> _Set problem_
Reply only with how many lines contain the word "title".

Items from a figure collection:
-.-.-

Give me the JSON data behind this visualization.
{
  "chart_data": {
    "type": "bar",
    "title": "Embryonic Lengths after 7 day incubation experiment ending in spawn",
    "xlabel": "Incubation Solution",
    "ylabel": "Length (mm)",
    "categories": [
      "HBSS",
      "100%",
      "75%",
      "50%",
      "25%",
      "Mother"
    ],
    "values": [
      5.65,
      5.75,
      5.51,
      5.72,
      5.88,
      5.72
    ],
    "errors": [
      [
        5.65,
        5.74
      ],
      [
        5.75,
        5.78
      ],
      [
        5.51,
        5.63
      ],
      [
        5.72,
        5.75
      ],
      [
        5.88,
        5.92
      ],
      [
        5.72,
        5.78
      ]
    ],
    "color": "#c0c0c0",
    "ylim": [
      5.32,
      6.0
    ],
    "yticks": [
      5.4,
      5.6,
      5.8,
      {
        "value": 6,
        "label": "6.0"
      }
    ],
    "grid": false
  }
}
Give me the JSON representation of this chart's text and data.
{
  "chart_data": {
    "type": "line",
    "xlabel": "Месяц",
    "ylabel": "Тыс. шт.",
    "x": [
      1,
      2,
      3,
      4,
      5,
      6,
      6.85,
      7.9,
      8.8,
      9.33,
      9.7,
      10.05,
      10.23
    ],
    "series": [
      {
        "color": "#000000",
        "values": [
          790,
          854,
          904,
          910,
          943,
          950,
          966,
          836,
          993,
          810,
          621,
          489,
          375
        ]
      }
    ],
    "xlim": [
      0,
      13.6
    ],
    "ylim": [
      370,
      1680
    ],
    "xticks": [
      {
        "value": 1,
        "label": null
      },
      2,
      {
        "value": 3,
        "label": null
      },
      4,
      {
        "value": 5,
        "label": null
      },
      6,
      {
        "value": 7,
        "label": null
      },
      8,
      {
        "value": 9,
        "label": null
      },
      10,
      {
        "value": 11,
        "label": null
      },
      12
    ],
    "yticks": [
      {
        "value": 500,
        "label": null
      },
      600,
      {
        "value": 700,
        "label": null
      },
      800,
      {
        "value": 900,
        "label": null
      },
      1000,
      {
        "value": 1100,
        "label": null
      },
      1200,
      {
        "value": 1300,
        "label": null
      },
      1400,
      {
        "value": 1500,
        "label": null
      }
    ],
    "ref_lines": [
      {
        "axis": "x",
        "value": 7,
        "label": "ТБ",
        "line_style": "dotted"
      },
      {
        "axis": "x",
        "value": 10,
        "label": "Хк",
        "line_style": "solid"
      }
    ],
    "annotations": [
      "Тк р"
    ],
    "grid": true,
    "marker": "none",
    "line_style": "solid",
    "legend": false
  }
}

-.-.-

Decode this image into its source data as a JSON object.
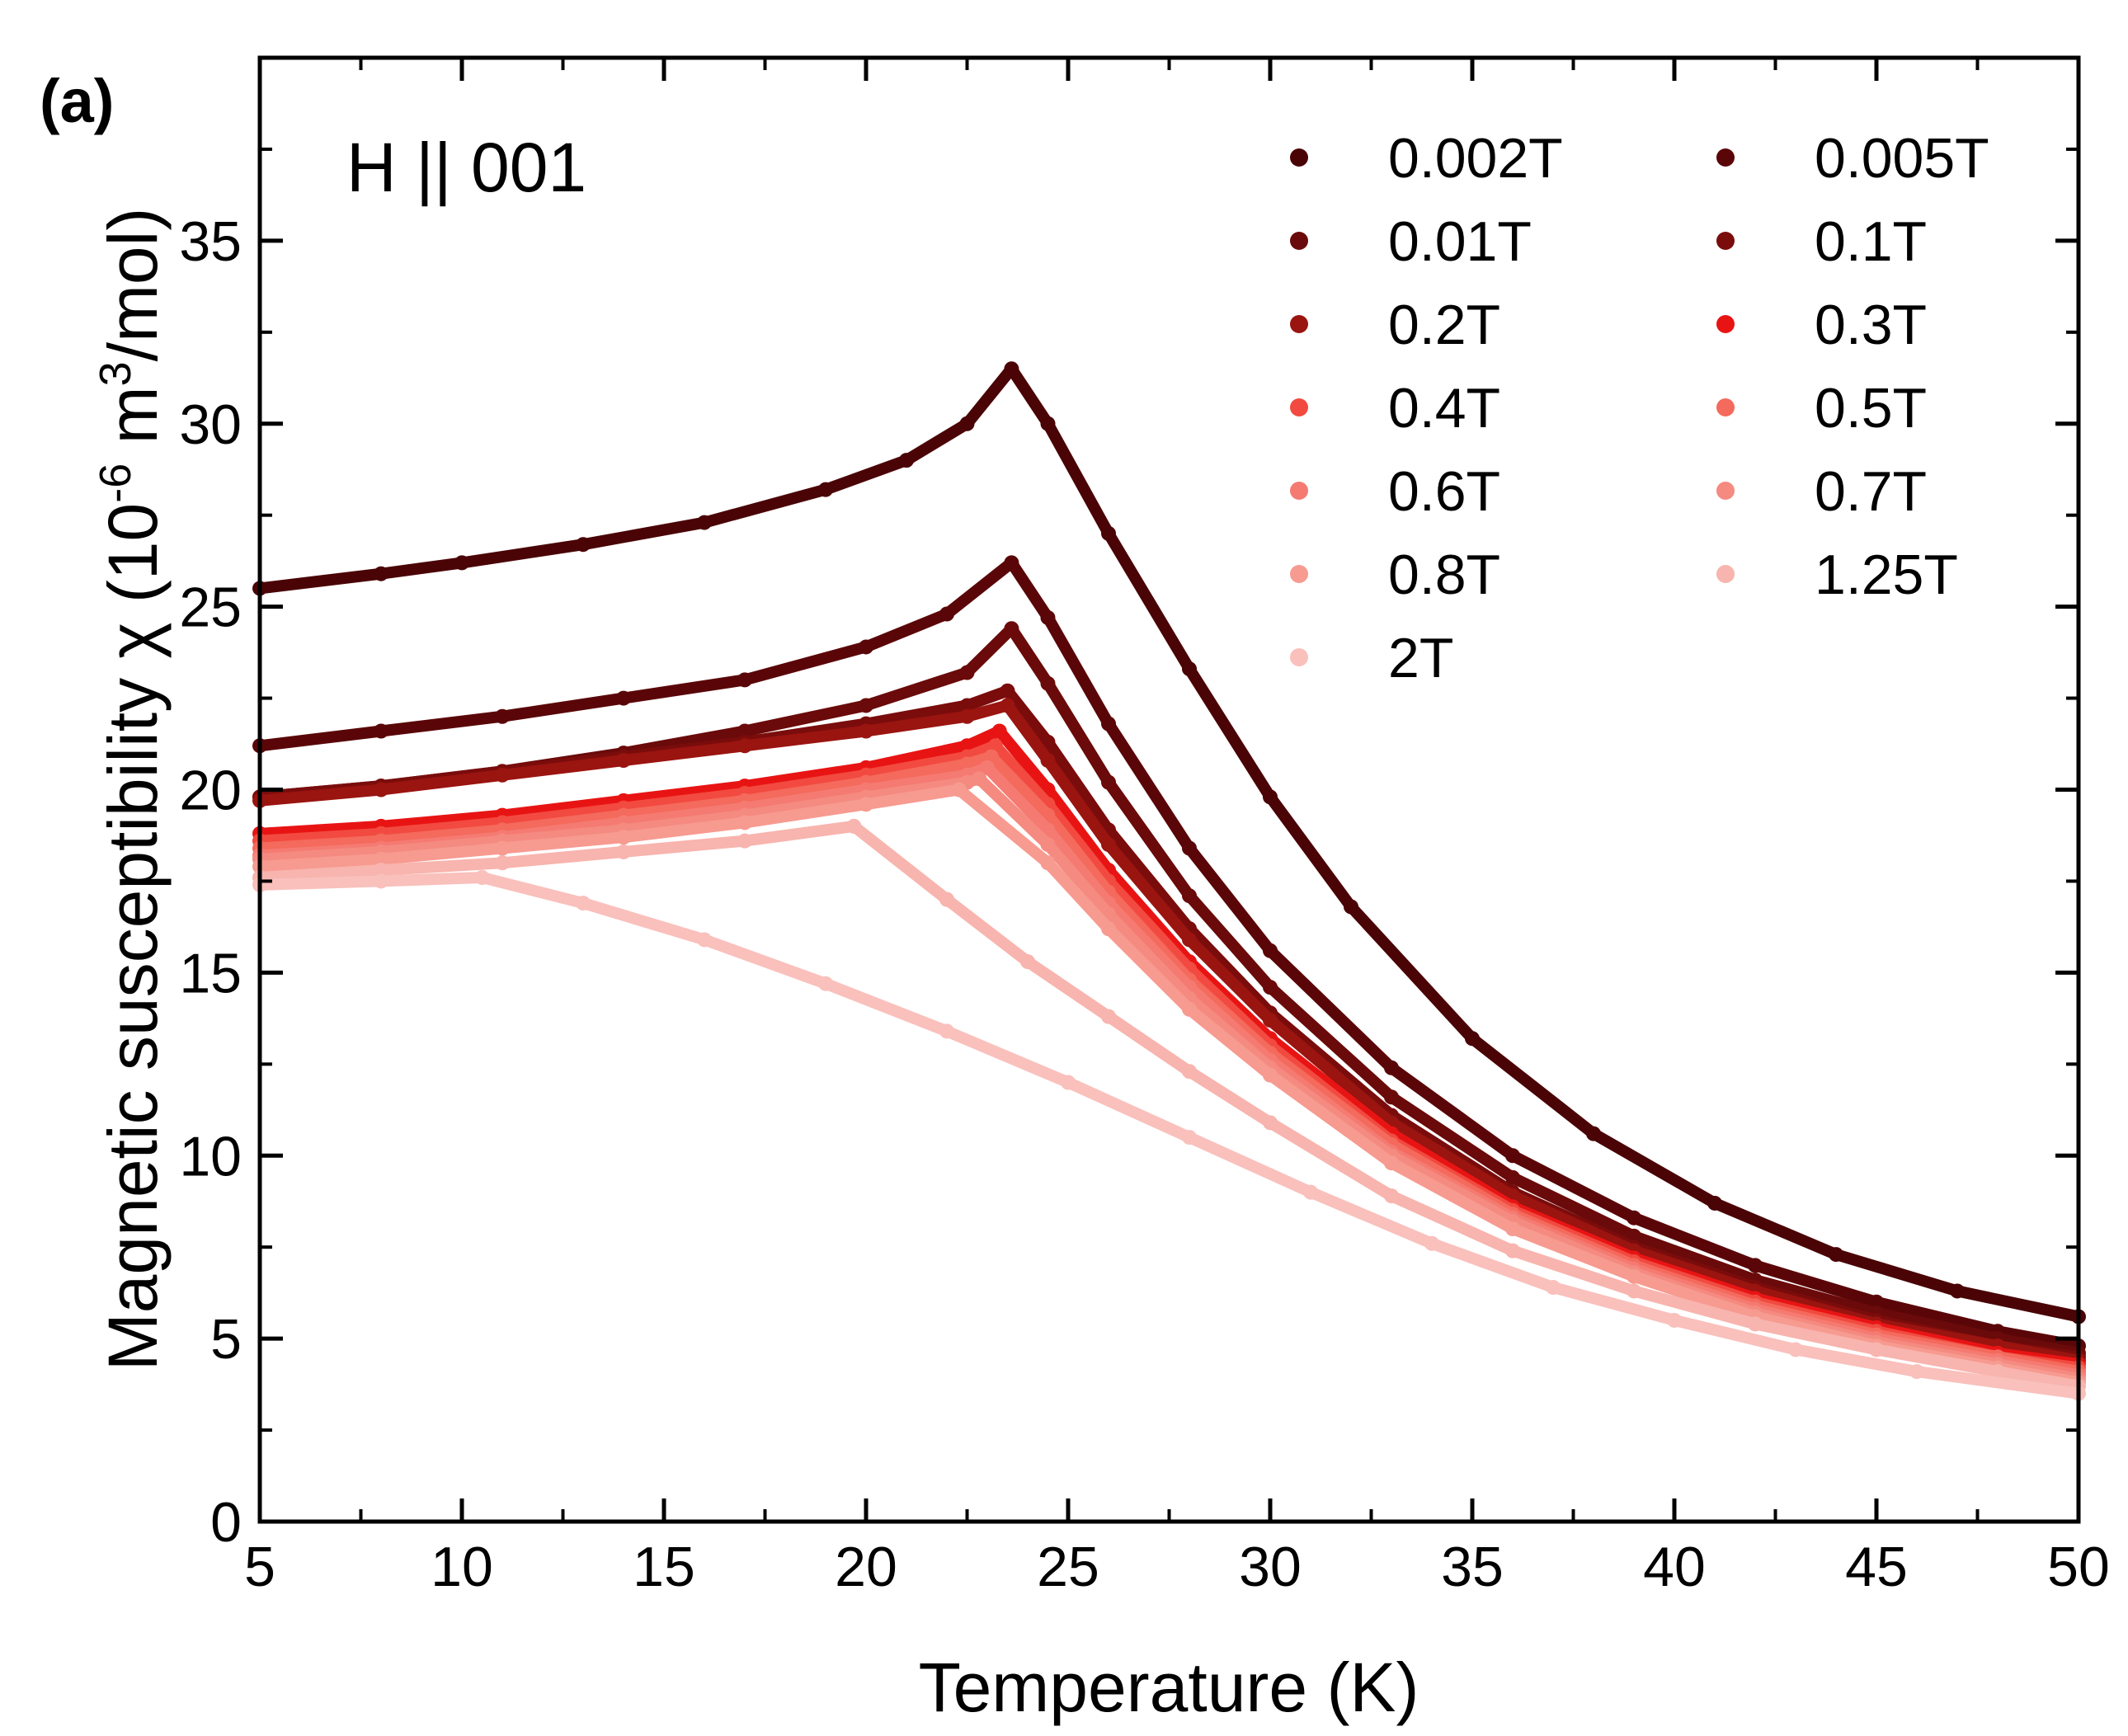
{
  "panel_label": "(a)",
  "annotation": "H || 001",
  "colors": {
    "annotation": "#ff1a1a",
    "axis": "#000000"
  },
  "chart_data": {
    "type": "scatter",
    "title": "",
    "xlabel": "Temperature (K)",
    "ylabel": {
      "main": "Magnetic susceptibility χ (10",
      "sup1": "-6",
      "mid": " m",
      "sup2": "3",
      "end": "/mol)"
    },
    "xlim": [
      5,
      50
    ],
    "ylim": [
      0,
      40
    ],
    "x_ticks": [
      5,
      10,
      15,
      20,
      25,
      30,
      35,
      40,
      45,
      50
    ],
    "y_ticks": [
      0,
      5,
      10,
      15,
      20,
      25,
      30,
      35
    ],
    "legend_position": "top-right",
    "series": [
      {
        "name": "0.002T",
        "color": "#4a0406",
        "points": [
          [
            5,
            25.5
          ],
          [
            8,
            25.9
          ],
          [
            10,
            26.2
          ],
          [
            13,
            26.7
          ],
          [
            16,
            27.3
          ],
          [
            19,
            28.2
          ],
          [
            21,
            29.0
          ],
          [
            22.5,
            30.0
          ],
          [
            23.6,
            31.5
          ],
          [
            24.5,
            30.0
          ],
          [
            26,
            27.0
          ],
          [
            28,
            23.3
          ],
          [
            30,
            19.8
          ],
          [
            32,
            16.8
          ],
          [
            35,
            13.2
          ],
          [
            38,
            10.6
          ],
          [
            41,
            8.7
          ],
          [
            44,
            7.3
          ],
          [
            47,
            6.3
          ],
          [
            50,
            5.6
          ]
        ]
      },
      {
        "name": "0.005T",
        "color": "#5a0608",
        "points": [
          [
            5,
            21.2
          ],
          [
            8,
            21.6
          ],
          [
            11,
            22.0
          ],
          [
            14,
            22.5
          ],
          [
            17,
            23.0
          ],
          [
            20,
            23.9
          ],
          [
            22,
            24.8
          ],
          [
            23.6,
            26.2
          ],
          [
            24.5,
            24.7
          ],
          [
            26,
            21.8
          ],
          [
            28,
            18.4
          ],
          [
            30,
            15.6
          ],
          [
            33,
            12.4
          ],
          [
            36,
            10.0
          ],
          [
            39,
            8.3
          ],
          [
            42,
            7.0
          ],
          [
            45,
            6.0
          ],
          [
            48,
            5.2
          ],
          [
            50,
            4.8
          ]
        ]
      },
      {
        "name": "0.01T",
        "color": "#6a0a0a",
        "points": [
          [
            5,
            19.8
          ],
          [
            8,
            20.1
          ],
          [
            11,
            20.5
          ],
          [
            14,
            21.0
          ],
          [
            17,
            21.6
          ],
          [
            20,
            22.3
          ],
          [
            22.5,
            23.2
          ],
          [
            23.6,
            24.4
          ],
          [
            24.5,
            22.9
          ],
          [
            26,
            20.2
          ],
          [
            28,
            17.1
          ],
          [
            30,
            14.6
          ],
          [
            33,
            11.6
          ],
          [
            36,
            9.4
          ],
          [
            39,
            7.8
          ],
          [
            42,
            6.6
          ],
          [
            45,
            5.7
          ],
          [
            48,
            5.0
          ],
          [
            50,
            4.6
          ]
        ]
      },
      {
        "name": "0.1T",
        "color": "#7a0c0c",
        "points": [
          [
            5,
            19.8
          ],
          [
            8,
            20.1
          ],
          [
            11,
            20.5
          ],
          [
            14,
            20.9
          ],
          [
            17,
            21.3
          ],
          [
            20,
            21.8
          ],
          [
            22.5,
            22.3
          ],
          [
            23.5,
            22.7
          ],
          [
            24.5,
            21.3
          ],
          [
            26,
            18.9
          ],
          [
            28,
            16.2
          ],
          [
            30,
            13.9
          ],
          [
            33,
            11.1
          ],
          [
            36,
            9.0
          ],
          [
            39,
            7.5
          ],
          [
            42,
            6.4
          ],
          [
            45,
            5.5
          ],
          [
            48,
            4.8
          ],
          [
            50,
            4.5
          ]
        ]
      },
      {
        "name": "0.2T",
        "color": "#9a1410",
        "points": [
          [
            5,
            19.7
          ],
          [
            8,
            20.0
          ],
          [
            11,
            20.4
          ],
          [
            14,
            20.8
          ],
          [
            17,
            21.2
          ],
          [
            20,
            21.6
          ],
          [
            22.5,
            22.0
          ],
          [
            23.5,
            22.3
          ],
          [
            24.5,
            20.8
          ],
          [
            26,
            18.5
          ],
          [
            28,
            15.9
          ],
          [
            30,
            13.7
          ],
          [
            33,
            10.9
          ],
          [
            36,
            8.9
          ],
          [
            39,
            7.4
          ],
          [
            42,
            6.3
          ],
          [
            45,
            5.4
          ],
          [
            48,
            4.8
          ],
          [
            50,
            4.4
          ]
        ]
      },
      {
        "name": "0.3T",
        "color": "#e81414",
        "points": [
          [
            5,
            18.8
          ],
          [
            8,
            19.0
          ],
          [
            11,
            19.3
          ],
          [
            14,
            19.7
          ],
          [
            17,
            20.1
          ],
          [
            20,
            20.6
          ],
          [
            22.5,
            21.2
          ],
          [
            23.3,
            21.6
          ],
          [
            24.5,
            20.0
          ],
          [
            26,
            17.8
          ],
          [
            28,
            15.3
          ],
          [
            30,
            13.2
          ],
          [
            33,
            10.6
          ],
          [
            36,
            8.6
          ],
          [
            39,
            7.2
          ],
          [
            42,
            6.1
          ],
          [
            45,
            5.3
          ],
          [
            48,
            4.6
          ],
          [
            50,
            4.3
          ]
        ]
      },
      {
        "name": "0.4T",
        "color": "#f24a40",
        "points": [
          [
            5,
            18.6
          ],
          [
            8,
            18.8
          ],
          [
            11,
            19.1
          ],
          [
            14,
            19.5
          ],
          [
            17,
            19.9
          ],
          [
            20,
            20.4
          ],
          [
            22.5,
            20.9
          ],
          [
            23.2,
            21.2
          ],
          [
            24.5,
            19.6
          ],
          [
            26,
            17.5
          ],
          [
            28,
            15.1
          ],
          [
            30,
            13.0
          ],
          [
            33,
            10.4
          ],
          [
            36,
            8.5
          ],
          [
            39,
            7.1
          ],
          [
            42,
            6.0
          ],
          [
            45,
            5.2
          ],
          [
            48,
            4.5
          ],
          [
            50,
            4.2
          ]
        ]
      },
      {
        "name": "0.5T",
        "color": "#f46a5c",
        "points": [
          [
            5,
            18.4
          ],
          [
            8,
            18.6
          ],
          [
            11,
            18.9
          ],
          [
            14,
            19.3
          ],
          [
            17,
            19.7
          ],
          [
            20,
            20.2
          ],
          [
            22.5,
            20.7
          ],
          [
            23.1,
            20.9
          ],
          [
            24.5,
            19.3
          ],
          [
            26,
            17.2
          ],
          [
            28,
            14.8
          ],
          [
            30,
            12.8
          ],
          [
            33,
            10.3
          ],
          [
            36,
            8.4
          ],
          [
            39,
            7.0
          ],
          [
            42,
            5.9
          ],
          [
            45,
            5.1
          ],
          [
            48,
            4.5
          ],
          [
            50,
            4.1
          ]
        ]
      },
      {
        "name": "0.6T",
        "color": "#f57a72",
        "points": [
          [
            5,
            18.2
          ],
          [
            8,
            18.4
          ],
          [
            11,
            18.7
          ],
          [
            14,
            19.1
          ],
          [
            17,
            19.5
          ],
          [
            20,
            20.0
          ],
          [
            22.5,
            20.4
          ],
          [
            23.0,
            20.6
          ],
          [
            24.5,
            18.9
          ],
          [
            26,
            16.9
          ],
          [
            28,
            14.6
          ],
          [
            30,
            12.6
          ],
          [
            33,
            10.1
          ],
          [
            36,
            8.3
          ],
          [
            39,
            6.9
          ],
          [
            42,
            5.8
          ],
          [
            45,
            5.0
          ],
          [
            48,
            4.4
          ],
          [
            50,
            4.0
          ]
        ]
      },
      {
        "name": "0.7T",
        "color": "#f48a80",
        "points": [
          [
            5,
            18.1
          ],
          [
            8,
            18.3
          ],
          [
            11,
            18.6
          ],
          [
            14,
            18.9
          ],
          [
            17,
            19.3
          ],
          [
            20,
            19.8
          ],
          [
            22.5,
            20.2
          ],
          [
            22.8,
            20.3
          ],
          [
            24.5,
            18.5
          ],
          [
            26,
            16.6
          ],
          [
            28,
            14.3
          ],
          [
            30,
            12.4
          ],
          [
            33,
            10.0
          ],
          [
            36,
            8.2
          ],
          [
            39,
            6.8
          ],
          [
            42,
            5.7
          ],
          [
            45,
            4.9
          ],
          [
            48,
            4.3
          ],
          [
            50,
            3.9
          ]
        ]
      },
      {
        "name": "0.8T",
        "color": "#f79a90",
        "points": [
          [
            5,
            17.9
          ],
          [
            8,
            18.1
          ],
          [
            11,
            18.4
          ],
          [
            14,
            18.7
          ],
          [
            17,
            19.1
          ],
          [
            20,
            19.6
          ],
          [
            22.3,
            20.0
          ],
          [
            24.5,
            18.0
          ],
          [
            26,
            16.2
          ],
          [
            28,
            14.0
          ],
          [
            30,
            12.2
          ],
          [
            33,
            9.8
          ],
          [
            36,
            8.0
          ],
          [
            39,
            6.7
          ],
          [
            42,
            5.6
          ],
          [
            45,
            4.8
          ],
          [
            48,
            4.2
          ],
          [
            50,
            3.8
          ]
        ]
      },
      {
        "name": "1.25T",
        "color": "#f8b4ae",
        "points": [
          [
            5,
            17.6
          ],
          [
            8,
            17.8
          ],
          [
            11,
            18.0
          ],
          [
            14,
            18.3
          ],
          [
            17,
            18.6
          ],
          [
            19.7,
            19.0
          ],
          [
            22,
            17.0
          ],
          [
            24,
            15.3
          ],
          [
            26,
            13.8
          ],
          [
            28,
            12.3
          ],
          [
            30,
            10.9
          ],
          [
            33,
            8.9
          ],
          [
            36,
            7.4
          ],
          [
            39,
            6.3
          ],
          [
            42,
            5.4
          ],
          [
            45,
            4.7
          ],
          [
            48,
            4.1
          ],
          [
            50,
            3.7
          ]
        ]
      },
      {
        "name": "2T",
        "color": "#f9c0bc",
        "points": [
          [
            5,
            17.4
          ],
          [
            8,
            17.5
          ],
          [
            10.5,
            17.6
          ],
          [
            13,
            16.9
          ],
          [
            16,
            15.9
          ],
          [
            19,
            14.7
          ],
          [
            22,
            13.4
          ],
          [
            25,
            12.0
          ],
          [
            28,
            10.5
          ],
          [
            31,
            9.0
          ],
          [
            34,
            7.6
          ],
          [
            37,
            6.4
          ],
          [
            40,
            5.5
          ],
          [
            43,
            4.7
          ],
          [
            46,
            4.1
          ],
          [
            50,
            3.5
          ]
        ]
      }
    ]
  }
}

-.-.-

> _Output of the task_
2